# [WRITTEN PROBLEM]
Write the records out again, precisely as they stand.

# [RECORDS FOR THIS TASK]
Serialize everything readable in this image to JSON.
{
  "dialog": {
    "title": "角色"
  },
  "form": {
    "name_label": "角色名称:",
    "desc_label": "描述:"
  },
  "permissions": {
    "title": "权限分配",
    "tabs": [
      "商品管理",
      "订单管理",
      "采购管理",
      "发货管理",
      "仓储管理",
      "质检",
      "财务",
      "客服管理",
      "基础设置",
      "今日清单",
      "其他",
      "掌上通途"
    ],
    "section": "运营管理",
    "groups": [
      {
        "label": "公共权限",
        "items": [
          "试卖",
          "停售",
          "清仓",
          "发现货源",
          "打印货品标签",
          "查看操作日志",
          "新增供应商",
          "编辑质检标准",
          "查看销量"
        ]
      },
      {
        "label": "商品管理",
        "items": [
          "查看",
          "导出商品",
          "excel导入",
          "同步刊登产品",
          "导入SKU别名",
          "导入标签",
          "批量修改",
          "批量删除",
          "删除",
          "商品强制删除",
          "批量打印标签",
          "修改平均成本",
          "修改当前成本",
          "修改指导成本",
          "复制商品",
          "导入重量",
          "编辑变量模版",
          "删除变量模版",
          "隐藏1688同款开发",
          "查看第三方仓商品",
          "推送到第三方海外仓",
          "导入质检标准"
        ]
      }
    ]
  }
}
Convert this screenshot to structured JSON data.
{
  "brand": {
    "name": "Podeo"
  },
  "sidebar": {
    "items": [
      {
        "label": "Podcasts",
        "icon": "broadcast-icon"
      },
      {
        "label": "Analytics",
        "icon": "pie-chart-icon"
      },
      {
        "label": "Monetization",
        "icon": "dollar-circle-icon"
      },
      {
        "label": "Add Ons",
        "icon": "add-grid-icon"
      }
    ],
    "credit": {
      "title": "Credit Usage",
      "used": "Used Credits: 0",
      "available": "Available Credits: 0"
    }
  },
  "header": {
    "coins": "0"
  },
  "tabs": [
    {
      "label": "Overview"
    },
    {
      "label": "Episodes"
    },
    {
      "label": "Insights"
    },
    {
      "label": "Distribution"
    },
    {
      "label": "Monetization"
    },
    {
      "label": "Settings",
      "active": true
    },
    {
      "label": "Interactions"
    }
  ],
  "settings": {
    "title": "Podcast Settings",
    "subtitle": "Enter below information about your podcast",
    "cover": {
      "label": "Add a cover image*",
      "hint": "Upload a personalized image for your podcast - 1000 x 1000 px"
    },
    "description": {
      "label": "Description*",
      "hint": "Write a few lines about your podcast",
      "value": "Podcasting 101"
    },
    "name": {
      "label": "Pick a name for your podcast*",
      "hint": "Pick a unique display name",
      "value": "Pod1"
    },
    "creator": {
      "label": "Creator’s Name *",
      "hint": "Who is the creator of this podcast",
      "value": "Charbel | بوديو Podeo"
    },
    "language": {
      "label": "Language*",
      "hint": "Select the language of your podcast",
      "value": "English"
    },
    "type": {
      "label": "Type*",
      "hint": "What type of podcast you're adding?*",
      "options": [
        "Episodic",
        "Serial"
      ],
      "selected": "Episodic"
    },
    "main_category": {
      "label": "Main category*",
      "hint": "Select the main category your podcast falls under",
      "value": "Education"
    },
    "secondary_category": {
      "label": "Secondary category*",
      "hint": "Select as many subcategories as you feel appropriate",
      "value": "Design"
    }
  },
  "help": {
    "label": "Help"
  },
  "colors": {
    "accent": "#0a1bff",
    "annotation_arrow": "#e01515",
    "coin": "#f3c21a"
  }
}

# [FINISHED EXERCISE]
Serialize everything readable in this image to JSON.
{
  "dialog": {
    "title": "角色"
  },
  "form": {
    "name_label": "角色名称:",
    "desc_label": "描述:"
  },
  "permissions": {
    "title": "权限分配",
    "tabs": [
      "商品管理",
      "订单管理",
      "采购管理",
      "发货管理",
      "仓储管理",
      "质检",
      "财务",
      "客服管理",
      "基础设置",
      "今日清单",
      "其他",
      "掌上通途"
    ],
    "section": "运营管理",
    "groups": [
      {
        "label": "公共权限",
        "items": [
          "试卖",
          "停售",
          "清仓",
          "发现货源",
          "打印货品标签",
          "查看操作日志",
          "新增供应商",
          "编辑质检标准",
          "查看销量"
        ]
      },
      {
        "label": "商品管理",
        "items": [
          "查看",
          "导出商品",
          "excel导入",
          "同步刊登产品",
          "导入SKU别名",
          "导入标签",
          "批量修改",
          "批量删除",
          "删除",
          "商品强制删除",
          "批量打印标签",
          "修改平均成本",
          "修改当前成本",
          "修改指导成本",
          "复制商品",
          "导入重量",
          "编辑变量模版",
          "删除变量模版",
          "隐藏1688同款开发",
          "查看第三方仓商品",
          "推送到第三方海外仓",
          "导入质检标准"
        ]
      }
    ]
  }
}
Convert this screenshot to structured JSON data.
{
  "brand": {
    "name": "Podeo"
  },
  "sidebar": {
    "items": [
      {
        "label": "Podcasts",
        "icon": "broadcast-icon"
      },
      {
        "label": "Analytics",
        "icon": "pie-chart-icon"
      },
      {
        "label": "Monetization",
        "icon": "dollar-circle-icon"
      },
      {
        "label": "Add Ons",
        "icon": "add-grid-icon"
      }
    ],
    "credit": {
      "title": "Credit Usage",
      "used": "Used Credits: 0",
      "available": "Available Credits: 0"
    }
  },
  "header": {
    "coins": "0"
  },
  "tabs": [
    {
      "label": "Overview"
    },
    {
      "label": "Episodes"
    },
    {
      "label": "Insights"
    },
    {
      "label": "Distribution"
    },
    {
      "label": "Monetization"
    },
    {
      "label": "Settings",
      "active": true
    },
    {
      "label": "Interactions"
    }
  ],
  "settings": {
    "title": "Podcast Settings",
    "subtitle": "Enter below information about your podcast",
    "cover": {
      "label": "Add a cover image*",
      "hint": "Upload a personalized image for your podcast - 1000 x 1000 px"
    },
    "description": {
      "label": "Description*",
      "hint": "Write a few lines about your podcast",
      "value": "Podcasting 101"
    },
    "name": {
      "label": "Pick a name for your podcast*",
      "hint": "Pick a unique display name",
      "value": "Pod1"
    },
    "creator": {
      "label": "Creator’s Name *",
      "hint": "Who is the creator of this podcast",
      "value": "Charbel | بوديو Podeo"
    },
    "language": {
      "label": "Language*",
      "hint": "Select the language of your podcast",
      "value": "English"
    },
    "type": {
      "label": "Type*",
      "hint": "What type of podcast you're adding?*",
      "options": [
        "Episodic",
        "Serial"
      ],
      "selected": "Episodic"
    },
    "main_category": {
      "label": "Main category*",
      "hint": "Select the main category your podcast falls under",
      "value": "Education"
    },
    "secondary_category": {
      "label": "Secondary category*",
      "hint": "Select as many subcategories as you feel appropriate",
      "value": "Design"
    }
  },
  "help": {
    "label": "Help"
  },
  "colors": {
    "accent": "#0a1bff",
    "annotation_arrow": "#e01515",
    "coin": "#f3c21a"
  }
}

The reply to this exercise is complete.